* [Directions]: Look through the material and tally each line bearing the word "поворота". Give only the total.

········

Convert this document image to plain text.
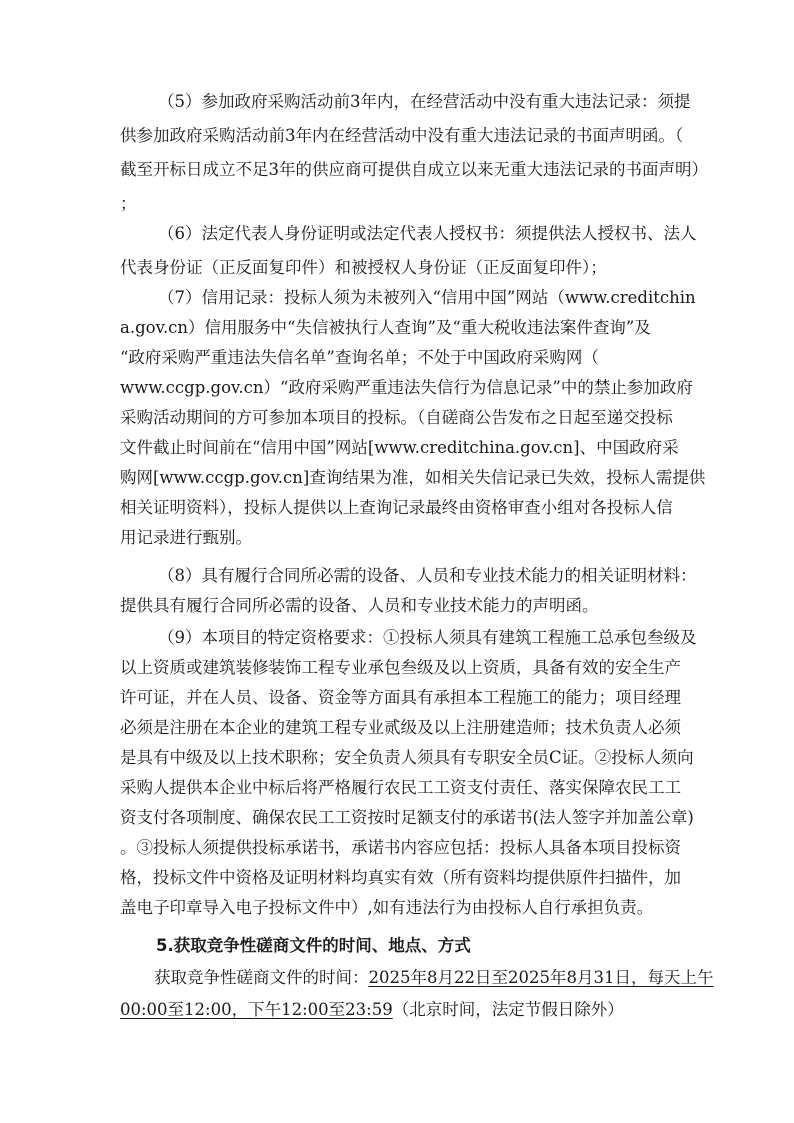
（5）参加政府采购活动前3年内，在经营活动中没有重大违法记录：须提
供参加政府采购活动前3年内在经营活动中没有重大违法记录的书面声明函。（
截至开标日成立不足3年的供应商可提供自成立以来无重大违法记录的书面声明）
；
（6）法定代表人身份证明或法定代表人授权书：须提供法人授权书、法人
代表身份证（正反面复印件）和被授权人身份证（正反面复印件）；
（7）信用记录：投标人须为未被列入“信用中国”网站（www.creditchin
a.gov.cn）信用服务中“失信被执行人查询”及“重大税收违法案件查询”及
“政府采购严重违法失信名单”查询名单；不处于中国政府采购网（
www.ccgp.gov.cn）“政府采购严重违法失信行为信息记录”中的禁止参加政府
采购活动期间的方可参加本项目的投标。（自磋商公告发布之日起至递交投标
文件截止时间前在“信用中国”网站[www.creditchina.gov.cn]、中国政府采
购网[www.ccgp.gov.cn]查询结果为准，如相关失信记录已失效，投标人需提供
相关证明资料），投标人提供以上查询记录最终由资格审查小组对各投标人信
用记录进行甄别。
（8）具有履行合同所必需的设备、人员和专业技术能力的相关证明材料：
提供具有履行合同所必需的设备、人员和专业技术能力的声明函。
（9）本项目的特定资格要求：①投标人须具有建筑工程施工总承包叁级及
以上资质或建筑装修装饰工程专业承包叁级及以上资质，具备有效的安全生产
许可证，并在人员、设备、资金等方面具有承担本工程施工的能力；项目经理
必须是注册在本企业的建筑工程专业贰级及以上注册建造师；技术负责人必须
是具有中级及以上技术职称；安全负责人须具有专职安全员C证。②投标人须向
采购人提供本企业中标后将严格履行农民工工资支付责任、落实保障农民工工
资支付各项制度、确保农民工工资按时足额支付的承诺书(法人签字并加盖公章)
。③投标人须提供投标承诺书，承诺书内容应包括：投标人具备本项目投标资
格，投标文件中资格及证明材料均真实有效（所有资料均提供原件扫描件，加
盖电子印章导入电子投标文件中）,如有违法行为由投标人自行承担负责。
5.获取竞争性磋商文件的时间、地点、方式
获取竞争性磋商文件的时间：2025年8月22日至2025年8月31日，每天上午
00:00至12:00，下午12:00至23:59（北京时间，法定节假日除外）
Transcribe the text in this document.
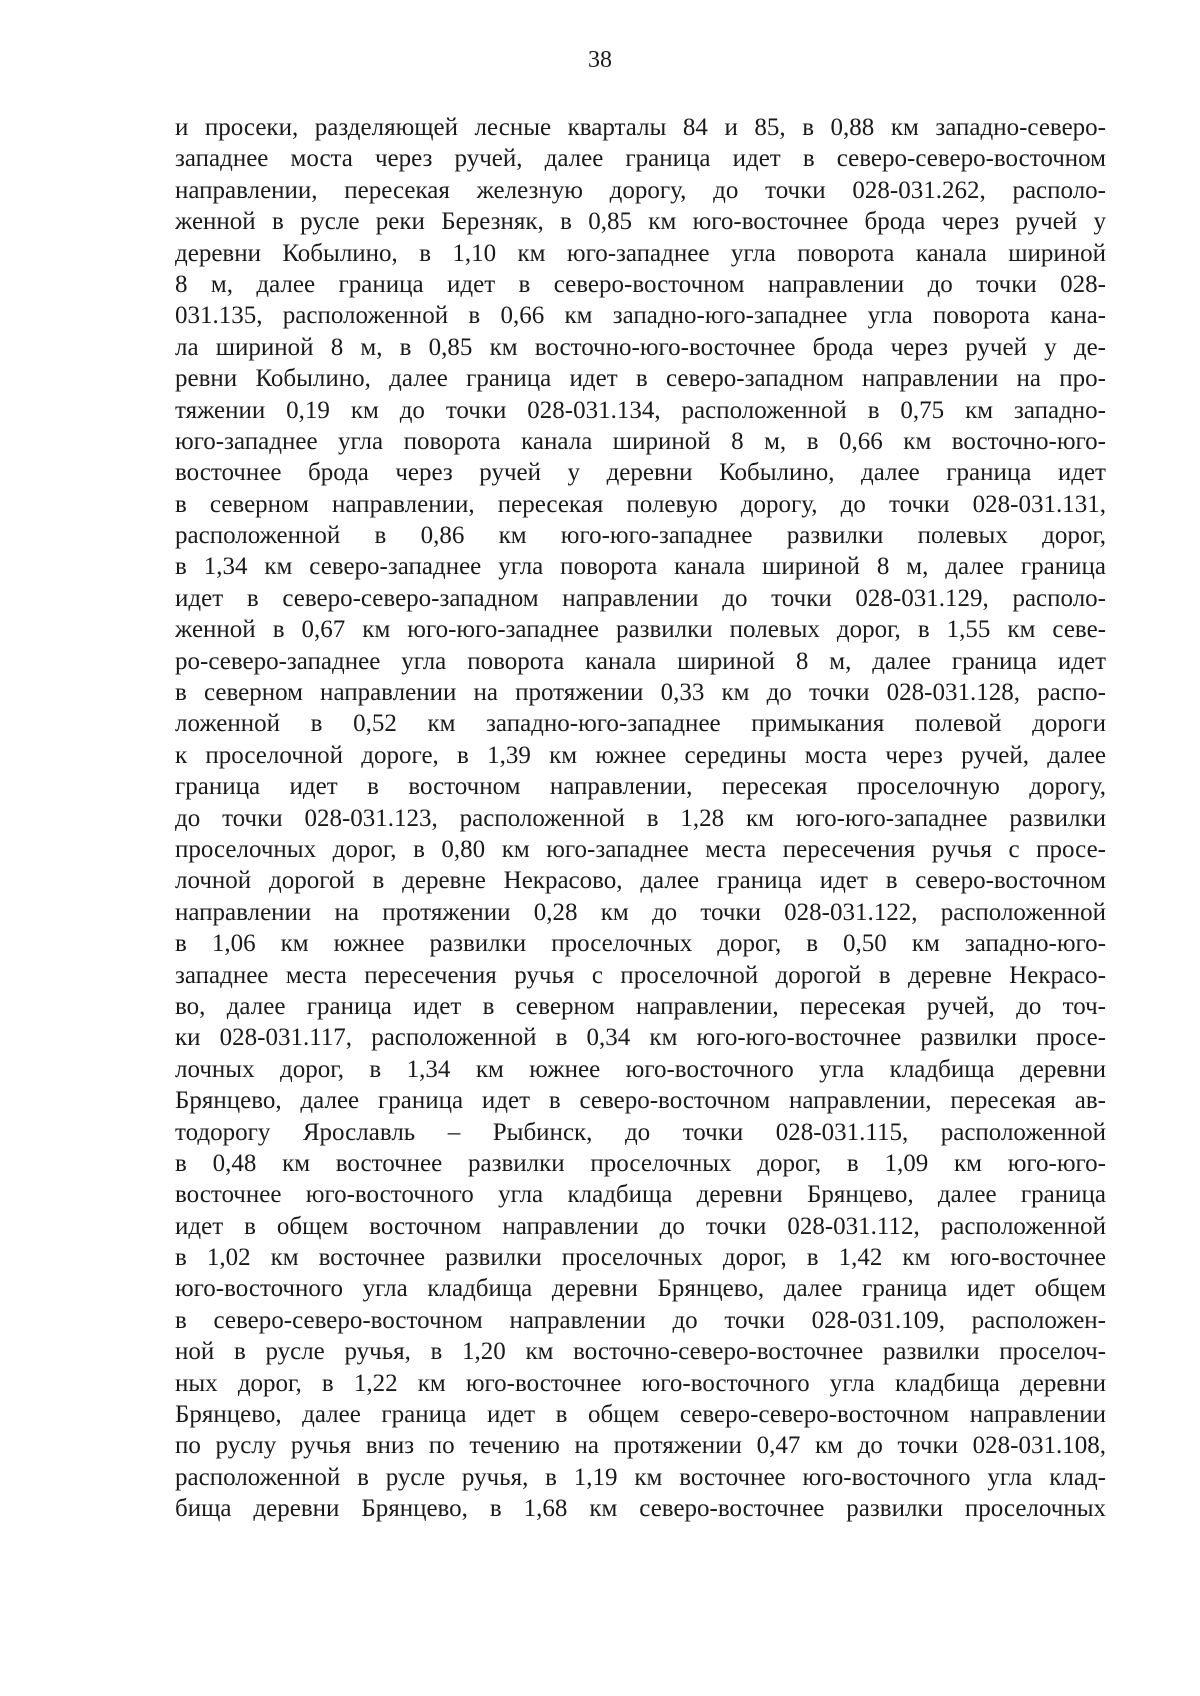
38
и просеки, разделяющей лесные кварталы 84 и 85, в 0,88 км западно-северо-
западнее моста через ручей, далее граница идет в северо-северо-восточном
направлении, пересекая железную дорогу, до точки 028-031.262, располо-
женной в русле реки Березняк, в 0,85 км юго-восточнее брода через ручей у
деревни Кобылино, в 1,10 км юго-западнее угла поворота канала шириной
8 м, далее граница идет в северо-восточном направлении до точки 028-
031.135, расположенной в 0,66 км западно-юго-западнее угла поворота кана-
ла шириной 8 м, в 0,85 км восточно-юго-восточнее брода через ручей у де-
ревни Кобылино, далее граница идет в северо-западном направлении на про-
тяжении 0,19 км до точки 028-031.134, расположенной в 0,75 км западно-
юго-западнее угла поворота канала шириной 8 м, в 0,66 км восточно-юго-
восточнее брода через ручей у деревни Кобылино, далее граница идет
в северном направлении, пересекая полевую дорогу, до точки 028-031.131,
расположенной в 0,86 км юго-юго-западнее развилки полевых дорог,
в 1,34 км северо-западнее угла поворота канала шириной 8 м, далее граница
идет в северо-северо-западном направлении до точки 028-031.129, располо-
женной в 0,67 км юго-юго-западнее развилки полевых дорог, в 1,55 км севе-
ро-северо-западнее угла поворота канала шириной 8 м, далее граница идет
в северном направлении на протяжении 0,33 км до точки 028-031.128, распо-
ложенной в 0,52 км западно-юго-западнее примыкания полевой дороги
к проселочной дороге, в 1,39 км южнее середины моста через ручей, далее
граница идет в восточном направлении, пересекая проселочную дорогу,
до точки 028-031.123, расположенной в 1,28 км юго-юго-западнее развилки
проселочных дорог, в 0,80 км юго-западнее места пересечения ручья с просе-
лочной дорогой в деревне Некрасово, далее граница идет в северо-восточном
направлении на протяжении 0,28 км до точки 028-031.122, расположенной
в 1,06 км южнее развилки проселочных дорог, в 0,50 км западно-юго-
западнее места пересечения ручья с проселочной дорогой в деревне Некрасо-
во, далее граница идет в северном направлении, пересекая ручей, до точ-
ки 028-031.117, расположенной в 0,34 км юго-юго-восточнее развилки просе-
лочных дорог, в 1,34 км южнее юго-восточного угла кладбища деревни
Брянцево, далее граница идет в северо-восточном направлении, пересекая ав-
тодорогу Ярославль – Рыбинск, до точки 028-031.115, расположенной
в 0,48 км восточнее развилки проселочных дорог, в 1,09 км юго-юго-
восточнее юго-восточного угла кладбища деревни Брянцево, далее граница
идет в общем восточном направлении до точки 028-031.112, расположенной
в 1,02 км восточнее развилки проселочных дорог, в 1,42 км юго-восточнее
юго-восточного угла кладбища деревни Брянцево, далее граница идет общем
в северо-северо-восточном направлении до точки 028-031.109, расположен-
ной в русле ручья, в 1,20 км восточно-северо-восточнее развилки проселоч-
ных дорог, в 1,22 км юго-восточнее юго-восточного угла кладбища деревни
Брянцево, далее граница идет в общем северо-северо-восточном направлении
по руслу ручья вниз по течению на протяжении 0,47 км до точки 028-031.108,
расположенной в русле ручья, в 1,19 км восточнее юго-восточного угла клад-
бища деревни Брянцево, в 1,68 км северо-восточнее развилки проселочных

········

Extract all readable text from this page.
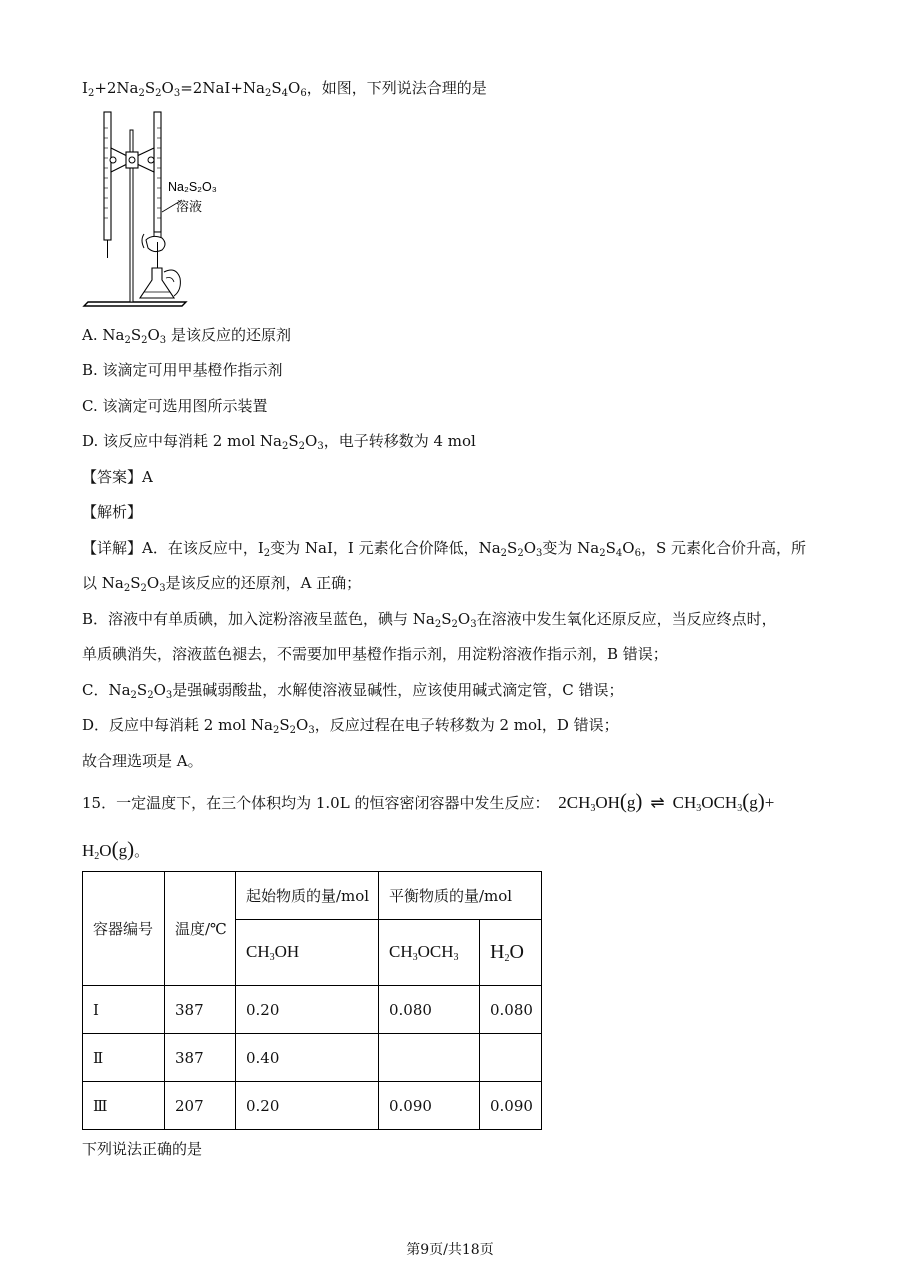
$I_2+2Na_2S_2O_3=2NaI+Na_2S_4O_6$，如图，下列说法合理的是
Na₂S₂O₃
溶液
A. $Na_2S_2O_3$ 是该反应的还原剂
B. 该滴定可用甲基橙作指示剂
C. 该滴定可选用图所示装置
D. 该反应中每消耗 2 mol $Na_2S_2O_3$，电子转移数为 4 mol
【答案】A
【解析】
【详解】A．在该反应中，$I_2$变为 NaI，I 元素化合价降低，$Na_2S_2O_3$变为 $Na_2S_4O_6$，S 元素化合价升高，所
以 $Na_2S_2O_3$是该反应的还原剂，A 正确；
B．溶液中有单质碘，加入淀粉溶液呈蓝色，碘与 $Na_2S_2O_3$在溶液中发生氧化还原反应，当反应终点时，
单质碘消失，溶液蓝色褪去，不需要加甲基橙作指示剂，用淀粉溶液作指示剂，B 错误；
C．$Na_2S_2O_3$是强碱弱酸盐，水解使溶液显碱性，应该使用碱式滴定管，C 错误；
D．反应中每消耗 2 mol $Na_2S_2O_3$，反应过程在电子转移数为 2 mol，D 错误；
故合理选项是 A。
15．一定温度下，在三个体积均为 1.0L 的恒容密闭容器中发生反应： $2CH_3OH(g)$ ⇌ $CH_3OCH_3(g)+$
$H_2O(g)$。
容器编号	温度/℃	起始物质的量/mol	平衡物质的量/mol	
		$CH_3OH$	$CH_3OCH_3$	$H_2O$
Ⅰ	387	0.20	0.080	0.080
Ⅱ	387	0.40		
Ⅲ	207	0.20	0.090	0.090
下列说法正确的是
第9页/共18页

········

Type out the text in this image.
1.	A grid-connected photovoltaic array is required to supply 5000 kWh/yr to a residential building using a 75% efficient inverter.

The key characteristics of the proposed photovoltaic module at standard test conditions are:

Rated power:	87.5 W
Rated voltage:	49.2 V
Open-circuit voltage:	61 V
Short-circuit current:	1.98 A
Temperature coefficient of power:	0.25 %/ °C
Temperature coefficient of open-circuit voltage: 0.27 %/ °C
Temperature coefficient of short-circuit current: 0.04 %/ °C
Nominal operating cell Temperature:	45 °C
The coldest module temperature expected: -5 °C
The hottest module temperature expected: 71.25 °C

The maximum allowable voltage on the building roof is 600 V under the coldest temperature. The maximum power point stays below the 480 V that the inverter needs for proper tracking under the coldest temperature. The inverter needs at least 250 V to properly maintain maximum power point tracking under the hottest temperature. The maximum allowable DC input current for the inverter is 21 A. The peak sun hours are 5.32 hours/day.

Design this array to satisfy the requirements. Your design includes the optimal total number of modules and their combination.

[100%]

········

* [Solution to the exercise]: 5